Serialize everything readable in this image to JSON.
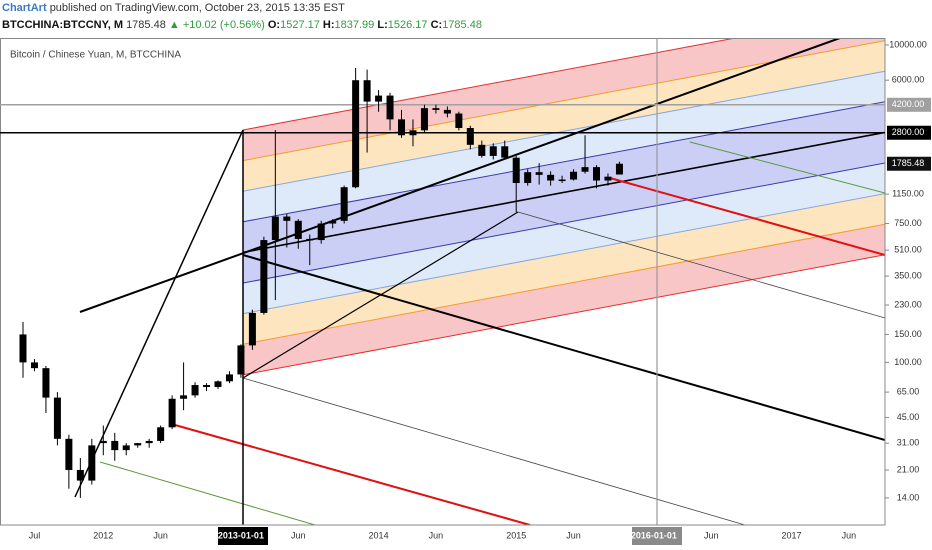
{
  "header": {
    "author": "ChartArt",
    "published": "published on TradingView.com, October 23, 2015 13:35 EST",
    "symbol": "BTCCHINA:BTCCNY, M",
    "price": 1785.48,
    "change": "+10.02 (+0.56%)",
    "ohlc": [
      {
        "label": "O:",
        "value": 1527.17
      },
      {
        "label": "H:",
        "value": 1837.99
      },
      {
        "label": "L:",
        "value": 1526.17
      },
      {
        "label": "C:",
        "value": 1785.48
      }
    ]
  },
  "chart_data": {
    "type": "candlestick",
    "title": "Bitcoin / Chinese Yuan, M, BTCCHINA",
    "color": "#000000",
    "log_scale": true,
    "categories": [
      null,
      "Jul",
      null,
      null,
      null,
      null,
      null,
      "2012",
      null,
      null,
      null,
      null,
      "Jun",
      null,
      null,
      null,
      null,
      null,
      null,
      "2013-01-01",
      null,
      null,
      null,
      null,
      "Jun",
      null,
      null,
      null,
      null,
      null,
      null,
      "2014",
      null,
      null,
      null,
      null,
      "Jun",
      null,
      null,
      null,
      null,
      null,
      null,
      "2015",
      null,
      null,
      null,
      null,
      "Jun",
      null,
      null,
      null,
      null,
      null,
      null,
      "2016-01-01",
      null,
      null,
      null,
      null,
      "Jun",
      null,
      null,
      null,
      null,
      null,
      null,
      "2017",
      null,
      null,
      null,
      null,
      "Jun",
      null,
      null,
      null
    ],
    "open": [
      150,
      100,
      92,
      60,
      33,
      21,
      18,
      31,
      32,
      28,
      30,
      31,
      32,
      39,
      59,
      62,
      72,
      70,
      76,
      84,
      128,
      205,
      590,
      830,
      780,
      600,
      590,
      750,
      780,
      1270,
      6000,
      4400,
      4800,
      3400,
      2700,
      2900,
      4000,
      3900,
      3700,
      3000,
      2350,
      2000,
      2300,
      1950,
      1350,
      1580,
      1520,
      1400,
      1420,
      1590,
      1700,
      1400,
      1527.17,
      null,
      null,
      null,
      null,
      null,
      null,
      null,
      null,
      null,
      null,
      null,
      null,
      null,
      null,
      null,
      null,
      null,
      null,
      null,
      null,
      null,
      null,
      null
    ],
    "high": [
      180,
      105,
      95,
      65,
      35,
      25,
      33,
      40,
      36,
      31,
      31,
      33,
      40,
      62,
      100,
      75,
      74,
      77,
      88,
      130,
      215,
      620,
      2910,
      860,
      800,
      640,
      780,
      800,
      1300,
      7170,
      7000,
      5200,
      5000,
      3900,
      3400,
      4200,
      4200,
      4100,
      3800,
      3100,
      2500,
      2400,
      2500,
      2000,
      1650,
      1800,
      1600,
      1500,
      1650,
      2700,
      1750,
      1550,
      1837.99,
      null,
      null,
      null,
      null,
      null,
      null,
      null,
      null,
      null,
      null,
      null,
      null,
      null,
      null,
      null,
      null,
      null,
      null,
      null,
      null,
      null,
      null,
      null
    ],
    "low": [
      80,
      88,
      48,
      30,
      16,
      14,
      17,
      26,
      24,
      26,
      29,
      29,
      31,
      38,
      50,
      60,
      66,
      68,
      74,
      80,
      120,
      200,
      247,
      530,
      520,
      410,
      560,
      700,
      750,
      1250,
      2100,
      3800,
      2900,
      2600,
      2300,
      2800,
      3700,
      3500,
      2900,
      2200,
      1950,
      1900,
      1900,
      885,
      1300,
      1320,
      1300,
      1350,
      1400,
      1550,
      1250,
      1300,
      1526.17,
      null,
      null,
      null,
      null,
      null,
      null,
      null,
      null,
      null,
      null,
      null,
      null,
      null,
      null,
      null,
      null,
      null,
      null,
      null,
      null,
      null,
      null,
      null
    ],
    "close": [
      100,
      92,
      60,
      33,
      21,
      18,
      30,
      32,
      28,
      30,
      31,
      32,
      39,
      59,
      62,
      72,
      70,
      76,
      84,
      128,
      205,
      590,
      830,
      780,
      600,
      590,
      750,
      780,
      1270,
      6000,
      4400,
      4800,
      3400,
      2700,
      2900,
      4000,
      3900,
      3700,
      3000,
      2350,
      2000,
      2300,
      1950,
      1350,
      1580,
      1520,
      1400,
      1420,
      1590,
      1700,
      1400,
      1480,
      1785.48,
      null,
      null,
      null,
      null,
      null,
      null,
      null,
      null,
      null,
      null,
      null,
      null,
      null,
      null,
      null,
      null,
      null,
      null,
      null,
      null,
      null,
      null,
      null
    ],
    "ylim": [
      9.45,
      11070
    ],
    "yticks": [
      {
        "value": 10000,
        "label": "10000.00"
      },
      {
        "value": 6000,
        "label": "6000.00"
      },
      {
        "value": 1150,
        "label": "1150.00"
      },
      {
        "value": 750,
        "label": "750.00"
      },
      {
        "value": 510,
        "label": "510.00"
      },
      {
        "value": 350,
        "label": "350.00"
      },
      {
        "value": 230,
        "label": "230.00"
      },
      {
        "value": 150,
        "label": "150.00"
      },
      {
        "value": 100,
        "label": "100.00"
      },
      {
        "value": 65,
        "label": "65.00"
      },
      {
        "value": 45,
        "label": "45.00"
      },
      {
        "value": 31,
        "label": "31.00"
      },
      {
        "value": 21,
        "label": "21.00"
      },
      {
        "value": 14,
        "label": "14.00"
      }
    ],
    "price_lines": [
      {
        "value": 4200,
        "label": "4200.00",
        "color": "#a0a0a0"
      },
      {
        "value": 2800,
        "label": "2800.00",
        "color": "#000000"
      }
    ],
    "last_price": {
      "value": 1785.48,
      "label": "1785.48"
    }
  }
}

• **The task**
Check every line for "color" and show the ones that have it.

• **Response to this task**
    "color": "#000000",
        "color": "#a0a0a0"
        "color": "#000000"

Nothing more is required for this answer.